Prompt: Leave out the images and repeat the listing below without a single change.

Figure collection entries
---

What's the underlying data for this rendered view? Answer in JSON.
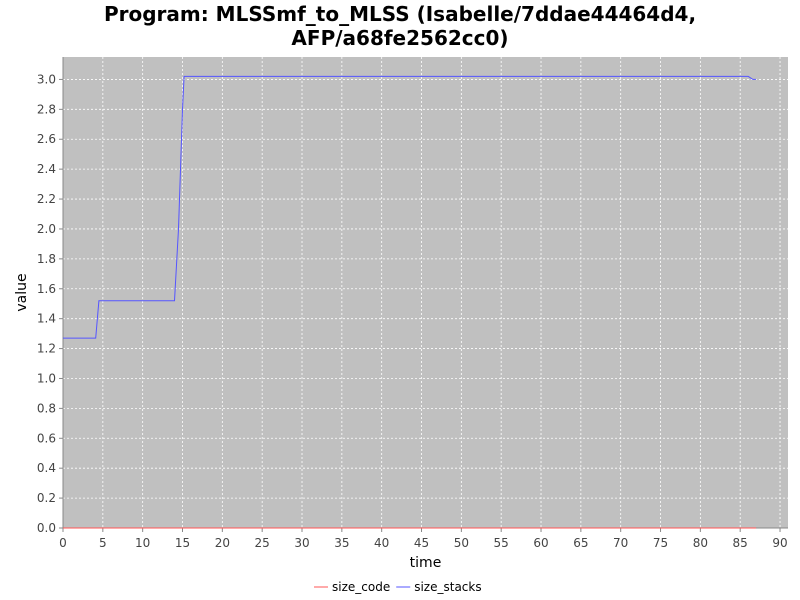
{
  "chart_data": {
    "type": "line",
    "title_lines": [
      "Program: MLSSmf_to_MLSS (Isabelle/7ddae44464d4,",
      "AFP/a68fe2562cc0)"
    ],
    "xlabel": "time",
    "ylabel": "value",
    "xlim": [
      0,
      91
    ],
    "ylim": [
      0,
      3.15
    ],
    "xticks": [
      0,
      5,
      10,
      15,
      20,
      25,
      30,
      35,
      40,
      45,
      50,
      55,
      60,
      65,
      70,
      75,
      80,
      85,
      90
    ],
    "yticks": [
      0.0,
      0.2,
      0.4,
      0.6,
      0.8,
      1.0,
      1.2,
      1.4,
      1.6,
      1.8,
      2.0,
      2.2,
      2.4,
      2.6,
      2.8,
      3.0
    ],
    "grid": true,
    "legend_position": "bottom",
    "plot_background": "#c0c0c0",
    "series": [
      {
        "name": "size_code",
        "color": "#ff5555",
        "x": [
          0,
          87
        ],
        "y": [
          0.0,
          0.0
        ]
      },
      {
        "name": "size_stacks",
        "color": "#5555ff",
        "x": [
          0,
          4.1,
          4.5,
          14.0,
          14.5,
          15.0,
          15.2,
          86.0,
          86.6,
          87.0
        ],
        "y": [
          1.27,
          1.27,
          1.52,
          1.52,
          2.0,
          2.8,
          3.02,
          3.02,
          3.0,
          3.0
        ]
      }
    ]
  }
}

---

Written solution:
What's the underlying data for this rendered view? Answer in JSON.
{
  "chart_data": {
    "type": "line",
    "title_lines": [
      "Program: MLSSmf_to_MLSS (Isabelle/7ddae44464d4,",
      "AFP/a68fe2562cc0)"
    ],
    "xlabel": "time",
    "ylabel": "value",
    "xlim": [
      0,
      91
    ],
    "ylim": [
      0,
      3.15
    ],
    "xticks": [
      0,
      5,
      10,
      15,
      20,
      25,
      30,
      35,
      40,
      45,
      50,
      55,
      60,
      65,
      70,
      75,
      80,
      85,
      90
    ],
    "yticks": [
      0.0,
      0.2,
      0.4,
      0.6,
      0.8,
      1.0,
      1.2,
      1.4,
      1.6,
      1.8,
      2.0,
      2.2,
      2.4,
      2.6,
      2.8,
      3.0
    ],
    "grid": true,
    "legend_position": "bottom",
    "plot_background": "#c0c0c0",
    "series": [
      {
        "name": "size_code",
        "color": "#ff5555",
        "x": [
          0,
          87
        ],
        "y": [
          0.0,
          0.0
        ]
      },
      {
        "name": "size_stacks",
        "color": "#5555ff",
        "x": [
          0,
          4.1,
          4.5,
          14.0,
          14.5,
          15.0,
          15.2,
          86.0,
          86.6,
          87.0
        ],
        "y": [
          1.27,
          1.27,
          1.52,
          1.52,
          2.0,
          2.8,
          3.02,
          3.02,
          3.0,
          3.0
        ]
      }
    ]
  }
}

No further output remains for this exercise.